=== DO THIS ===
Starting at the line that contains "Output a JSON", quote each line exactly through the last line of the entries, both included.

##############################

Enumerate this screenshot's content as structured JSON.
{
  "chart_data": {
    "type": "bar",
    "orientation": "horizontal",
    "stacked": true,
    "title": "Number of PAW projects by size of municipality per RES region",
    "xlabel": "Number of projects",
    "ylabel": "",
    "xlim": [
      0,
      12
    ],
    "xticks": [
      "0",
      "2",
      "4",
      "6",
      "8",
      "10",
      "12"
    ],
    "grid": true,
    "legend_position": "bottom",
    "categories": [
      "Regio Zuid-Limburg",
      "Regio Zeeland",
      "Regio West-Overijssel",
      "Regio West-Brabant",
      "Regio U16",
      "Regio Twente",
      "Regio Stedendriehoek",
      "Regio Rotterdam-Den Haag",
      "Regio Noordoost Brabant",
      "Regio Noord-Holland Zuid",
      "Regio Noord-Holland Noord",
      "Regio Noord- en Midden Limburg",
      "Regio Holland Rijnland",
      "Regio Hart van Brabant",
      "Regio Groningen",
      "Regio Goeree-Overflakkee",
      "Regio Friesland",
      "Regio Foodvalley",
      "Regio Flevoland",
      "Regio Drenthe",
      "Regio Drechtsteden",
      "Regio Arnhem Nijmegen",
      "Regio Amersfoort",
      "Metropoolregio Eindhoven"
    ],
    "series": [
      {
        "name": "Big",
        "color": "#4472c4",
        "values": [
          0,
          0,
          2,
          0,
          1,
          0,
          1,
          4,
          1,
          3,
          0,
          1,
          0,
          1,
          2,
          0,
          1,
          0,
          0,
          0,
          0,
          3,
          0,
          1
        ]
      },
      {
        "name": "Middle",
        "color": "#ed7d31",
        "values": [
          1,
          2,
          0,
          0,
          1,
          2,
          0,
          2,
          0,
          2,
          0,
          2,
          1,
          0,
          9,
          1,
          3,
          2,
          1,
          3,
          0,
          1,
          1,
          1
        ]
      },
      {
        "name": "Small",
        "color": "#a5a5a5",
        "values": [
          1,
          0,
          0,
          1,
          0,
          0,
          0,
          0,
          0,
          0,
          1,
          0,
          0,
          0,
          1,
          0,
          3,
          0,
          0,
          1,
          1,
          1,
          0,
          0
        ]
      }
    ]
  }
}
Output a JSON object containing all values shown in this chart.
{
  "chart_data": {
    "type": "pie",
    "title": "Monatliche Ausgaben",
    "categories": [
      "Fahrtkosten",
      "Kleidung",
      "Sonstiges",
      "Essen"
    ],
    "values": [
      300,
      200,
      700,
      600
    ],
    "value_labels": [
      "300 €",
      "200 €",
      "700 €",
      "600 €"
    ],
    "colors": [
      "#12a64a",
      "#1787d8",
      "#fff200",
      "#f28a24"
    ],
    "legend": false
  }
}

##############################

=== SOLVED EXERCISE ===
Output a JSON object containing all values shown in this chart.
{
  "chart_data": {
    "type": "pie",
    "title": "Monatliche Ausgaben",
    "categories": [
      "Fahrtkosten",
      "Kleidung",
      "Sonstiges",
      "Essen"
    ],
    "values": [
      300,
      200,
      700,
      600
    ],
    "value_labels": [
      "300 €",
      "200 €",
      "700 €",
      "600 €"
    ],
    "colors": [
      "#12a64a",
      "#1787d8",
      "#fff200",
      "#f28a24"
    ],
    "legend": false
  }
}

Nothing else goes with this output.